Print the entries below word for word; the pictures stay out of your copy.
┄┄┄┄┄┄┄┄┄┄
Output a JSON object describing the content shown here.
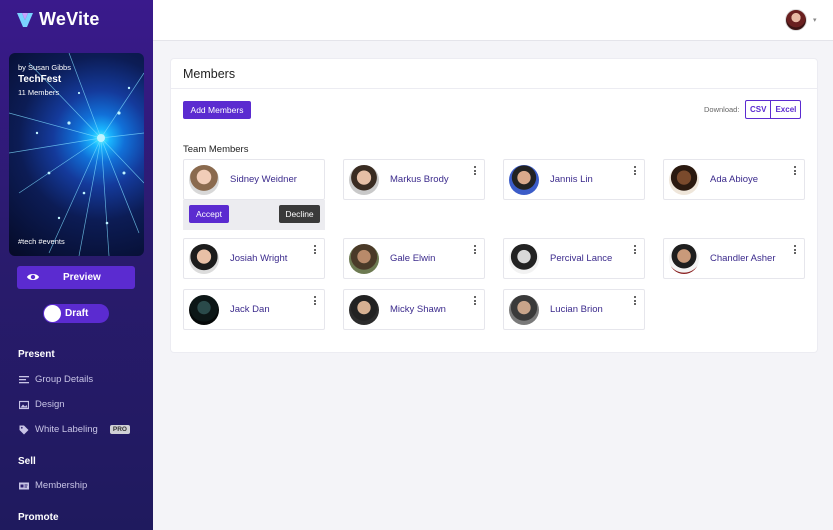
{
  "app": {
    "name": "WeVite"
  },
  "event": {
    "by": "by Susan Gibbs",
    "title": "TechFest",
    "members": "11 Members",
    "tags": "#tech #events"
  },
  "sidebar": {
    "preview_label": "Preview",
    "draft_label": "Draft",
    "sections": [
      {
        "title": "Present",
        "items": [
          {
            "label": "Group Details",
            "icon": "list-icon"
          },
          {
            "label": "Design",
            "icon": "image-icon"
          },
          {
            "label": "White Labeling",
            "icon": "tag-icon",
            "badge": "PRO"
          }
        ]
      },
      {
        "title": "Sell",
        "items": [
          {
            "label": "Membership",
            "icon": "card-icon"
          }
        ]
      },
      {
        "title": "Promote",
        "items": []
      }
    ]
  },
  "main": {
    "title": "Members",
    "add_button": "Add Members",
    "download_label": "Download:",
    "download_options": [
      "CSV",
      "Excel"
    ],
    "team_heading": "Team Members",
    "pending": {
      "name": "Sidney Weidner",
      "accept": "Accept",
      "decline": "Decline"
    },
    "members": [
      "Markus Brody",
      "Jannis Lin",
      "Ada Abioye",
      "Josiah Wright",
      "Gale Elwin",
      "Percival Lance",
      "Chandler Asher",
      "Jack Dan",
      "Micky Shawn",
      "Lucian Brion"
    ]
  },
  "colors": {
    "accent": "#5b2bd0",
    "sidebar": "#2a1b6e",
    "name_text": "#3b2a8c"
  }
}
┄┄┄┄┄┄┄┄┄┄
• **EXERCISE RESPONSE**
Output a JSON object describing the content shown here.
{
  "app": {
    "name": "WeVite"
  },
  "event": {
    "by": "by Susan Gibbs",
    "title": "TechFest",
    "members": "11 Members",
    "tags": "#tech #events"
  },
  "sidebar": {
    "preview_label": "Preview",
    "draft_label": "Draft",
    "sections": [
      {
        "title": "Present",
        "items": [
          {
            "label": "Group Details",
            "icon": "list-icon"
          },
          {
            "label": "Design",
            "icon": "image-icon"
          },
          {
            "label": "White Labeling",
            "icon": "tag-icon",
            "badge": "PRO"
          }
        ]
      },
      {
        "title": "Sell",
        "items": [
          {
            "label": "Membership",
            "icon": "card-icon"
          }
        ]
      },
      {
        "title": "Promote",
        "items": []
      }
    ]
  },
  "main": {
    "title": "Members",
    "add_button": "Add Members",
    "download_label": "Download:",
    "download_options": [
      "CSV",
      "Excel"
    ],
    "team_heading": "Team Members",
    "pending": {
      "name": "Sidney Weidner",
      "accept": "Accept",
      "decline": "Decline"
    },
    "members": [
      "Markus Brody",
      "Jannis Lin",
      "Ada Abioye",
      "Josiah Wright",
      "Gale Elwin",
      "Percival Lance",
      "Chandler Asher",
      "Jack Dan",
      "Micky Shawn",
      "Lucian Brion"
    ]
  },
  "colors": {
    "accent": "#5b2bd0",
    "sidebar": "#2a1b6e",
    "name_text": "#3b2a8c"
  }
}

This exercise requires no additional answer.